>> START
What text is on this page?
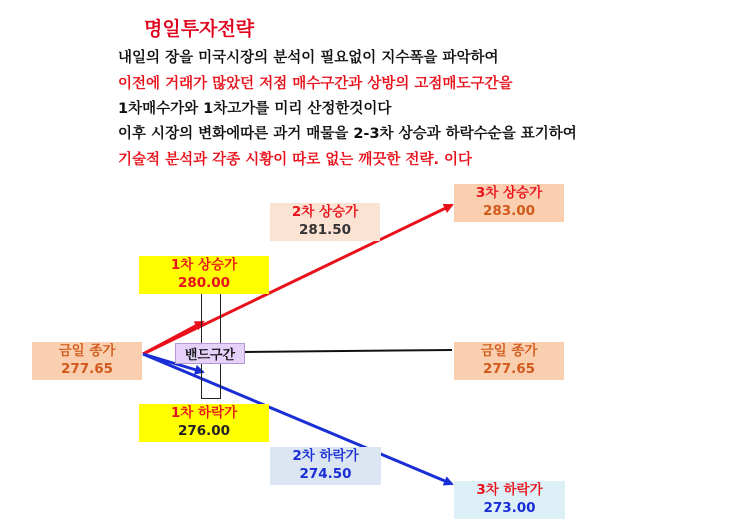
명일투자전략
내일의 장을 미국시장의 분석이 필요없이 지수폭을 파악하여
이전에 거래가 많았던 저점 매수구간과 상방의 고점매도구간을
1차매수가와 1차고가를 미리 산정한것이다
이후 시장의 변화에따른 과거 매물을 2-3차 상승과 하락수순을 표기하여
기술적 분석과 각종 시황이 따로 없는 깨끗한 전략. 이다
금일 종가
277.65
1차 상승가
280.00
2차 상승가
281.50
3차 상승가
283.00
1차 하락가
276.00
2차 하락가
274.50
3차 하락가
273.00
금일 종가
277.65
밴드구간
>> END
_TO BE DONE_
Repeat the material above verbatim. Leave the pictures behind.

_ANSWER TO THE TASK_
What text is on this page?
명일투자전략
내일의 장을 미국시장의 분석이 필요없이 지수폭을 파악하여
이전에 거래가 많았던 저점 매수구간과 상방의 고점매도구간을
1차매수가와 1차고가를 미리 산정한것이다
이후 시장의 변화에따른 과거 매물을 2-3차 상승과 하락수순을 표기하여
기술적 분석과 각종 시황이 따로 없는 깨끗한 전략. 이다
금일 종가
277.65
1차 상승가
280.00
2차 상승가
281.50
3차 상승가
283.00
1차 하락가
276.00
2차 하락가
274.50
3차 하락가
273.00
금일 종가
277.65
밴드구간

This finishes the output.